>>>

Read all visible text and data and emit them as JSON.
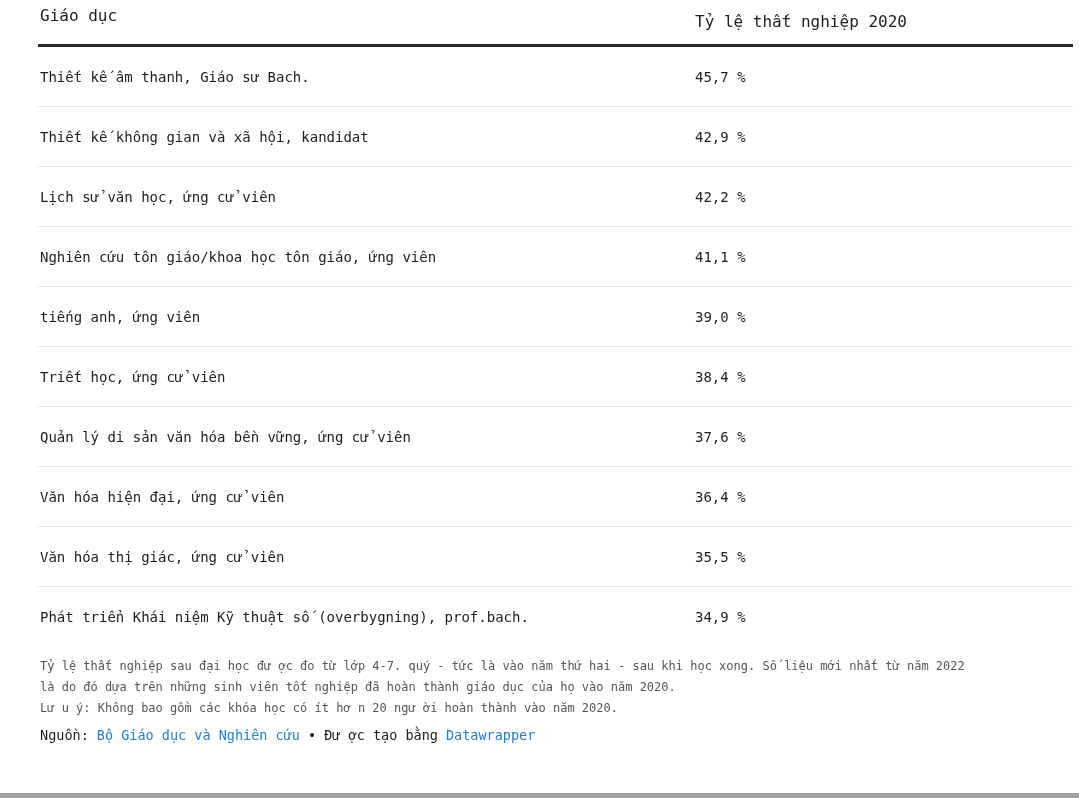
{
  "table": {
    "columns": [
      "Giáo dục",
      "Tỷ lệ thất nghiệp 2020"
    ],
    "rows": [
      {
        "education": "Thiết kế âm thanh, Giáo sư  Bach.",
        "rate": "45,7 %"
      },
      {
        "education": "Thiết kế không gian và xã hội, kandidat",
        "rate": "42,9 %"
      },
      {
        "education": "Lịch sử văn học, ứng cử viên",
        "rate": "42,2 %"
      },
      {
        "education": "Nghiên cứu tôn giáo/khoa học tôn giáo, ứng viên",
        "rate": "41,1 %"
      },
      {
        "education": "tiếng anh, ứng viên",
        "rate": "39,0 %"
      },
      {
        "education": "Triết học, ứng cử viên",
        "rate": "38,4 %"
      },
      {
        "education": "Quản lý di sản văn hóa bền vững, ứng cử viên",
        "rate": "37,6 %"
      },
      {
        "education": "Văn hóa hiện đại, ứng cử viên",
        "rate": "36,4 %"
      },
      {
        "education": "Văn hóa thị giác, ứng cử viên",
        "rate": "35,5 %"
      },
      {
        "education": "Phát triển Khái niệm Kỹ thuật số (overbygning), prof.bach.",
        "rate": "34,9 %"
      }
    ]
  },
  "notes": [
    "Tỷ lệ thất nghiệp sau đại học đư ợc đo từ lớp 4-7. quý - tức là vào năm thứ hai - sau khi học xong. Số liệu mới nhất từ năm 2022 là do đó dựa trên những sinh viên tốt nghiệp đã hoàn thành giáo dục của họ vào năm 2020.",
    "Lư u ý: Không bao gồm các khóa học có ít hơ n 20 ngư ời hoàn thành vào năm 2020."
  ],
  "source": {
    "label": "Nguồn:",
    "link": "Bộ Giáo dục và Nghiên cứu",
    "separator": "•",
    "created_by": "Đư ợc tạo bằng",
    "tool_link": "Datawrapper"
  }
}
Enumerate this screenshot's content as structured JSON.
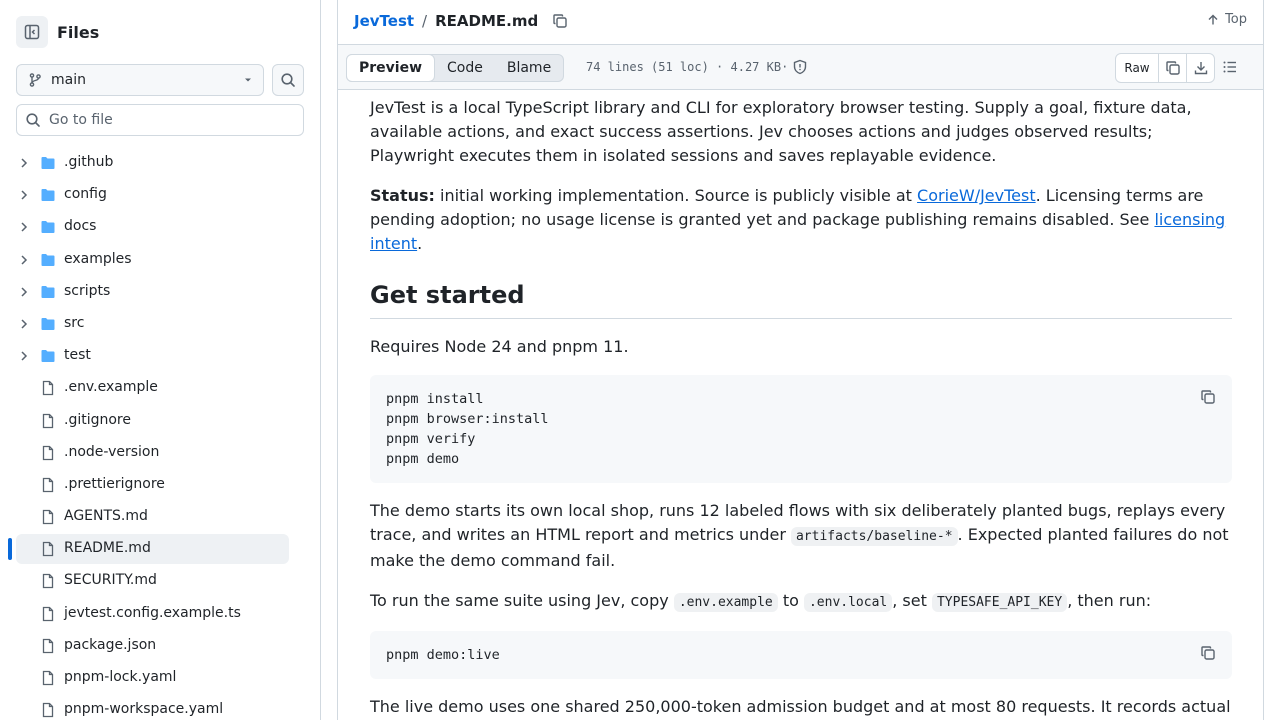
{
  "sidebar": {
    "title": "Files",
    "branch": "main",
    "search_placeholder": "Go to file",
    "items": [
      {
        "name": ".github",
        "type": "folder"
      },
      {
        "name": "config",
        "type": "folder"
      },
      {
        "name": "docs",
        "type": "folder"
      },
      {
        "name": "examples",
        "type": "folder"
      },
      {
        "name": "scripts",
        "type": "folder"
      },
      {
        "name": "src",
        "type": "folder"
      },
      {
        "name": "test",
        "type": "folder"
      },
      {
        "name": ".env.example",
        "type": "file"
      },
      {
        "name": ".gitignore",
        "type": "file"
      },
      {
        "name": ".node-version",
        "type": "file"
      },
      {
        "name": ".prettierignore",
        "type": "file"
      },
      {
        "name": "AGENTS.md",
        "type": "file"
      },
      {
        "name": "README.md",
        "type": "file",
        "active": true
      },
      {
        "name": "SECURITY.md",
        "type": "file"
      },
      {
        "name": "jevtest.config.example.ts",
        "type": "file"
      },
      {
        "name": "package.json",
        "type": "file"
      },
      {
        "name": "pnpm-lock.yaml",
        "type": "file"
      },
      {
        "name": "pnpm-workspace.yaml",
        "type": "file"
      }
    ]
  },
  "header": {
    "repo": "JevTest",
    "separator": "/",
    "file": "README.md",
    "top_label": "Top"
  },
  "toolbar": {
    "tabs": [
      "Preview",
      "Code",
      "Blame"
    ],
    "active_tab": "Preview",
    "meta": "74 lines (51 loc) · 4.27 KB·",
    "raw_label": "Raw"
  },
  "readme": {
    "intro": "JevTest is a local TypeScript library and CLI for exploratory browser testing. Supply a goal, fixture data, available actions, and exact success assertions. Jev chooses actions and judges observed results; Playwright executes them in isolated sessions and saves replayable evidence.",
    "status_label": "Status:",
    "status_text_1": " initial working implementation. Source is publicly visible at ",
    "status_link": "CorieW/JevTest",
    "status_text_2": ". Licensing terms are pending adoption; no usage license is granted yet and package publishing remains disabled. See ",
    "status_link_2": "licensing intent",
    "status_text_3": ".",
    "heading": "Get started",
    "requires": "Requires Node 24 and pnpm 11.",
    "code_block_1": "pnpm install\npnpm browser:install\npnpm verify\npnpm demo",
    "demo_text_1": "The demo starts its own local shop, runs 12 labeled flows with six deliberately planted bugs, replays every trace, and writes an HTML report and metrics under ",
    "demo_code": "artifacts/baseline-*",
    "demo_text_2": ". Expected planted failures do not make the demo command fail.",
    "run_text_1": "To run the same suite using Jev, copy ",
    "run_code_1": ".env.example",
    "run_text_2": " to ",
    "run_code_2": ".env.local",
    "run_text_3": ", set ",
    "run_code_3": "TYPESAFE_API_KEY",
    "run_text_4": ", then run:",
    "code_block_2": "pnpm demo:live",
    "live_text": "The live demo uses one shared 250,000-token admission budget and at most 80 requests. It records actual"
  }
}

<<<

→ DO THIS: In the records above, locate the lines holding the word "package". Copy each of them.

→ EXERCISE RESPONSE:
        "name": "package.json",
    "status_text_2": ". Licensing terms are pending adoption; no usage license is granted yet and package publishing remains disabled. See ",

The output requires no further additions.